Dataset rows:

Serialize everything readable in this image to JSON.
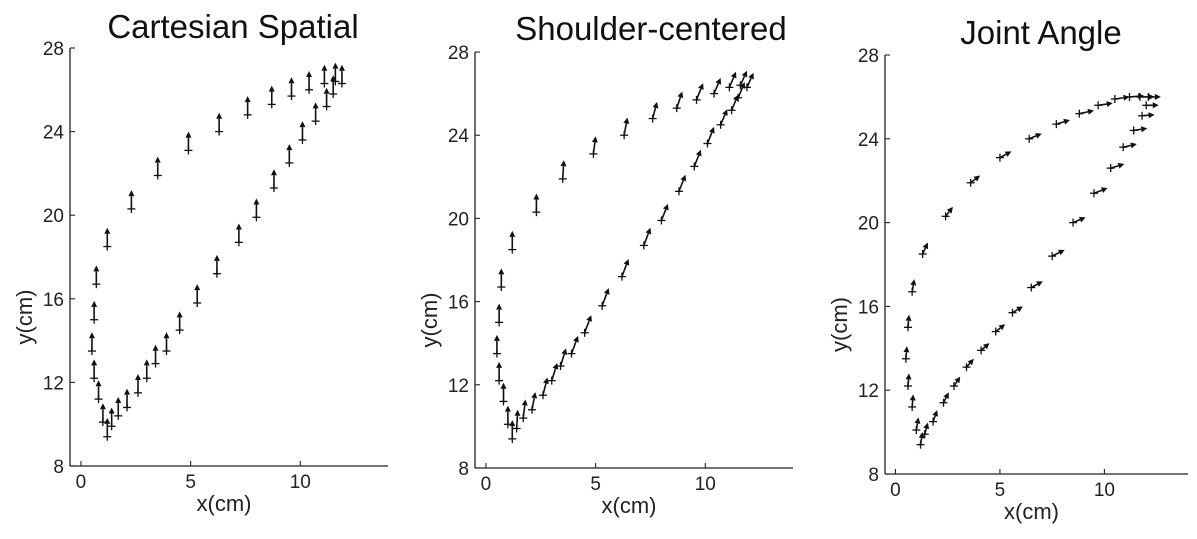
{
  "chart_data": [
    {
      "type": "scatter",
      "title": "Cartesian Spatial",
      "xlabel": "x(cm)",
      "ylabel": "y(cm)",
      "xlim": [
        -0.5,
        14
      ],
      "ylim": [
        8,
        28
      ],
      "xticks": [
        0,
        5,
        10
      ],
      "yticks": [
        8,
        12,
        16,
        20,
        24,
        28
      ],
      "grid": false,
      "marker": "plus with arrow vectors",
      "points": [
        {
          "x": 0.6,
          "y": 15.0,
          "dx": 0.0,
          "dy": 0.9
        },
        {
          "x": 0.7,
          "y": 16.7,
          "dx": 0.0,
          "dy": 0.9
        },
        {
          "x": 1.2,
          "y": 18.5,
          "dx": 0.0,
          "dy": 0.9
        },
        {
          "x": 2.3,
          "y": 20.3,
          "dx": 0.0,
          "dy": 0.9
        },
        {
          "x": 3.5,
          "y": 21.9,
          "dx": 0.0,
          "dy": 0.9
        },
        {
          "x": 4.9,
          "y": 23.1,
          "dx": 0.0,
          "dy": 0.9
        },
        {
          "x": 6.3,
          "y": 24.0,
          "dx": 0.0,
          "dy": 0.9
        },
        {
          "x": 7.6,
          "y": 24.8,
          "dx": 0.0,
          "dy": 0.9
        },
        {
          "x": 8.7,
          "y": 25.3,
          "dx": 0.0,
          "dy": 0.9
        },
        {
          "x": 9.6,
          "y": 25.7,
          "dx": 0.0,
          "dy": 0.9
        },
        {
          "x": 10.4,
          "y": 26.0,
          "dx": 0.0,
          "dy": 0.9
        },
        {
          "x": 11.1,
          "y": 26.3,
          "dx": 0.0,
          "dy": 0.9
        },
        {
          "x": 11.6,
          "y": 26.4,
          "dx": 0.0,
          "dy": 0.9
        },
        {
          "x": 11.9,
          "y": 26.3,
          "dx": 0.0,
          "dy": 0.9
        },
        {
          "x": 0.5,
          "y": 13.5,
          "dx": 0.0,
          "dy": 0.9
        },
        {
          "x": 0.6,
          "y": 12.2,
          "dx": 0.0,
          "dy": 0.9
        },
        {
          "x": 0.8,
          "y": 11.2,
          "dx": 0.0,
          "dy": 0.9
        },
        {
          "x": 1.0,
          "y": 10.1,
          "dx": 0.0,
          "dy": 0.9
        },
        {
          "x": 1.2,
          "y": 9.4,
          "dx": 0.0,
          "dy": 0.9
        },
        {
          "x": 1.4,
          "y": 9.9,
          "dx": 0.0,
          "dy": 0.9
        },
        {
          "x": 1.7,
          "y": 10.4,
          "dx": 0.0,
          "dy": 0.9
        },
        {
          "x": 2.1,
          "y": 10.8,
          "dx": 0.0,
          "dy": 0.9
        },
        {
          "x": 2.6,
          "y": 11.5,
          "dx": 0.0,
          "dy": 0.9
        },
        {
          "x": 3.0,
          "y": 12.2,
          "dx": 0.0,
          "dy": 0.9
        },
        {
          "x": 3.4,
          "y": 12.9,
          "dx": 0.0,
          "dy": 0.9
        },
        {
          "x": 3.9,
          "y": 13.5,
          "dx": 0.0,
          "dy": 0.9
        },
        {
          "x": 4.5,
          "y": 14.5,
          "dx": 0.0,
          "dy": 0.9
        },
        {
          "x": 5.3,
          "y": 15.8,
          "dx": 0.0,
          "dy": 0.9
        },
        {
          "x": 6.2,
          "y": 17.2,
          "dx": 0.0,
          "dy": 0.9
        },
        {
          "x": 7.2,
          "y": 18.7,
          "dx": 0.0,
          "dy": 0.9
        },
        {
          "x": 8.0,
          "y": 19.9,
          "dx": 0.0,
          "dy": 0.9
        },
        {
          "x": 8.8,
          "y": 21.3,
          "dx": 0.0,
          "dy": 0.9
        },
        {
          "x": 9.5,
          "y": 22.5,
          "dx": 0.0,
          "dy": 0.9
        },
        {
          "x": 10.1,
          "y": 23.6,
          "dx": 0.0,
          "dy": 0.9
        },
        {
          "x": 10.7,
          "y": 24.5,
          "dx": 0.0,
          "dy": 0.9
        },
        {
          "x": 11.2,
          "y": 25.2,
          "dx": 0.0,
          "dy": 0.9
        },
        {
          "x": 11.5,
          "y": 25.8,
          "dx": 0.0,
          "dy": 0.9
        }
      ]
    },
    {
      "type": "scatter",
      "title": "Shoulder-centered",
      "xlabel": "x(cm)",
      "ylabel": "y(cm)",
      "xlim": [
        -0.5,
        14
      ],
      "ylim": [
        8,
        28
      ],
      "xticks": [
        0,
        5,
        10
      ],
      "yticks": [
        8,
        12,
        16,
        20,
        24,
        28
      ],
      "grid": false,
      "marker": "plus with arrow vectors",
      "points": [
        {
          "x": 0.6,
          "y": 15.0,
          "dx": 0.0,
          "dy": 0.9
        },
        {
          "x": 0.7,
          "y": 16.7,
          "dx": 0.0,
          "dy": 0.9
        },
        {
          "x": 1.2,
          "y": 18.5,
          "dx": 0.0,
          "dy": 0.9
        },
        {
          "x": 2.3,
          "y": 20.3,
          "dx": 0.0,
          "dy": 0.9
        },
        {
          "x": 3.5,
          "y": 21.9,
          "dx": 0.05,
          "dy": 0.9
        },
        {
          "x": 4.9,
          "y": 23.1,
          "dx": 0.1,
          "dy": 0.85
        },
        {
          "x": 6.3,
          "y": 24.0,
          "dx": 0.15,
          "dy": 0.85
        },
        {
          "x": 7.6,
          "y": 24.8,
          "dx": 0.2,
          "dy": 0.8
        },
        {
          "x": 8.7,
          "y": 25.3,
          "dx": 0.25,
          "dy": 0.8
        },
        {
          "x": 9.6,
          "y": 25.7,
          "dx": 0.3,
          "dy": 0.8
        },
        {
          "x": 10.4,
          "y": 26.0,
          "dx": 0.3,
          "dy": 0.75
        },
        {
          "x": 11.1,
          "y": 26.3,
          "dx": 0.3,
          "dy": 0.75
        },
        {
          "x": 11.6,
          "y": 26.4,
          "dx": 0.3,
          "dy": 0.7
        },
        {
          "x": 11.9,
          "y": 26.3,
          "dx": 0.3,
          "dy": 0.7
        },
        {
          "x": 0.5,
          "y": 13.5,
          "dx": 0.0,
          "dy": 0.9
        },
        {
          "x": 0.6,
          "y": 12.2,
          "dx": 0.0,
          "dy": 0.9
        },
        {
          "x": 0.8,
          "y": 11.2,
          "dx": 0.0,
          "dy": 0.9
        },
        {
          "x": 1.0,
          "y": 10.1,
          "dx": 0.0,
          "dy": 0.9
        },
        {
          "x": 1.2,
          "y": 9.4,
          "dx": 0.0,
          "dy": 0.9
        },
        {
          "x": 1.4,
          "y": 9.9,
          "dx": 0.05,
          "dy": 0.9
        },
        {
          "x": 1.7,
          "y": 10.4,
          "dx": 0.1,
          "dy": 0.9
        },
        {
          "x": 2.1,
          "y": 10.8,
          "dx": 0.15,
          "dy": 0.85
        },
        {
          "x": 2.6,
          "y": 11.5,
          "dx": 0.2,
          "dy": 0.85
        },
        {
          "x": 3.0,
          "y": 12.2,
          "dx": 0.25,
          "dy": 0.85
        },
        {
          "x": 3.4,
          "y": 12.9,
          "dx": 0.25,
          "dy": 0.85
        },
        {
          "x": 3.9,
          "y": 13.5,
          "dx": 0.3,
          "dy": 0.85
        },
        {
          "x": 4.5,
          "y": 14.5,
          "dx": 0.3,
          "dy": 0.85
        },
        {
          "x": 5.3,
          "y": 15.8,
          "dx": 0.3,
          "dy": 0.85
        },
        {
          "x": 6.2,
          "y": 17.2,
          "dx": 0.3,
          "dy": 0.85
        },
        {
          "x": 7.2,
          "y": 18.7,
          "dx": 0.3,
          "dy": 0.85
        },
        {
          "x": 8.0,
          "y": 19.9,
          "dx": 0.3,
          "dy": 0.8
        },
        {
          "x": 8.8,
          "y": 21.3,
          "dx": 0.3,
          "dy": 0.8
        },
        {
          "x": 9.5,
          "y": 22.5,
          "dx": 0.3,
          "dy": 0.8
        },
        {
          "x": 10.1,
          "y": 23.6,
          "dx": 0.3,
          "dy": 0.8
        },
        {
          "x": 10.7,
          "y": 24.5,
          "dx": 0.3,
          "dy": 0.75
        },
        {
          "x": 11.2,
          "y": 25.2,
          "dx": 0.3,
          "dy": 0.75
        },
        {
          "x": 11.5,
          "y": 25.8,
          "dx": 0.3,
          "dy": 0.75
        }
      ]
    },
    {
      "type": "scatter",
      "title": "Joint Angle",
      "xlabel": "x(cm)",
      "ylabel": "y(cm)",
      "xlim": [
        -0.5,
        14
      ],
      "ylim": [
        8,
        28
      ],
      "xticks": [
        0,
        5,
        10
      ],
      "yticks": [
        8,
        12,
        16,
        20,
        24,
        28
      ],
      "grid": false,
      "marker": "plus with arrow vectors",
      "points": [
        {
          "x": 0.6,
          "y": 15.0,
          "dx": 0.05,
          "dy": 0.6
        },
        {
          "x": 0.8,
          "y": 16.7,
          "dx": 0.1,
          "dy": 0.6
        },
        {
          "x": 1.3,
          "y": 18.5,
          "dx": 0.25,
          "dy": 0.55
        },
        {
          "x": 2.4,
          "y": 20.3,
          "dx": 0.35,
          "dy": 0.45
        },
        {
          "x": 3.6,
          "y": 21.9,
          "dx": 0.45,
          "dy": 0.35
        },
        {
          "x": 5.0,
          "y": 23.1,
          "dx": 0.55,
          "dy": 0.3
        },
        {
          "x": 6.4,
          "y": 24.0,
          "dx": 0.6,
          "dy": 0.25
        },
        {
          "x": 7.7,
          "y": 24.7,
          "dx": 0.65,
          "dy": 0.2
        },
        {
          "x": 8.8,
          "y": 25.2,
          "dx": 0.7,
          "dy": 0.15
        },
        {
          "x": 9.7,
          "y": 25.6,
          "dx": 0.7,
          "dy": 0.1
        },
        {
          "x": 10.5,
          "y": 25.9,
          "dx": 0.7,
          "dy": 0.1
        },
        {
          "x": 11.2,
          "y": 26.0,
          "dx": 0.7,
          "dy": 0.05
        },
        {
          "x": 11.7,
          "y": 26.0,
          "dx": 0.7,
          "dy": 0.0
        },
        {
          "x": 12.1,
          "y": 26.0,
          "dx": 0.6,
          "dy": 0.0
        },
        {
          "x": 0.5,
          "y": 13.5,
          "dx": 0.05,
          "dy": 0.6
        },
        {
          "x": 0.6,
          "y": 12.2,
          "dx": 0.05,
          "dy": 0.6
        },
        {
          "x": 0.8,
          "y": 11.2,
          "dx": 0.05,
          "dy": 0.6
        },
        {
          "x": 1.0,
          "y": 10.1,
          "dx": 0.1,
          "dy": 0.6
        },
        {
          "x": 1.2,
          "y": 9.4,
          "dx": 0.1,
          "dy": 0.6
        },
        {
          "x": 1.4,
          "y": 9.9,
          "dx": 0.15,
          "dy": 0.55
        },
        {
          "x": 1.8,
          "y": 10.5,
          "dx": 0.2,
          "dy": 0.55
        },
        {
          "x": 2.3,
          "y": 11.4,
          "dx": 0.25,
          "dy": 0.5
        },
        {
          "x": 2.8,
          "y": 12.2,
          "dx": 0.3,
          "dy": 0.45
        },
        {
          "x": 3.4,
          "y": 13.1,
          "dx": 0.35,
          "dy": 0.4
        },
        {
          "x": 4.1,
          "y": 13.9,
          "dx": 0.4,
          "dy": 0.35
        },
        {
          "x": 4.8,
          "y": 14.8,
          "dx": 0.45,
          "dy": 0.35
        },
        {
          "x": 5.6,
          "y": 15.7,
          "dx": 0.5,
          "dy": 0.3
        },
        {
          "x": 6.5,
          "y": 16.9,
          "dx": 0.55,
          "dy": 0.3
        },
        {
          "x": 7.5,
          "y": 18.4,
          "dx": 0.6,
          "dy": 0.3
        },
        {
          "x": 8.5,
          "y": 20.0,
          "dx": 0.6,
          "dy": 0.25
        },
        {
          "x": 9.5,
          "y": 21.4,
          "dx": 0.65,
          "dy": 0.25
        },
        {
          "x": 10.3,
          "y": 22.6,
          "dx": 0.65,
          "dy": 0.2
        },
        {
          "x": 10.9,
          "y": 23.6,
          "dx": 0.65,
          "dy": 0.15
        },
        {
          "x": 11.4,
          "y": 24.4,
          "dx": 0.65,
          "dy": 0.1
        },
        {
          "x": 11.8,
          "y": 25.1,
          "dx": 0.6,
          "dy": 0.05
        },
        {
          "x": 12.0,
          "y": 25.6,
          "dx": 0.6,
          "dy": 0.0
        }
      ]
    }
  ]
}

Written instruction: Which lines include "title"? Copy each of them out.

Result below:
      "title": "Cartesian Spatial",
      "title": "Shoulder-centered",
      "title": "Joint Angle",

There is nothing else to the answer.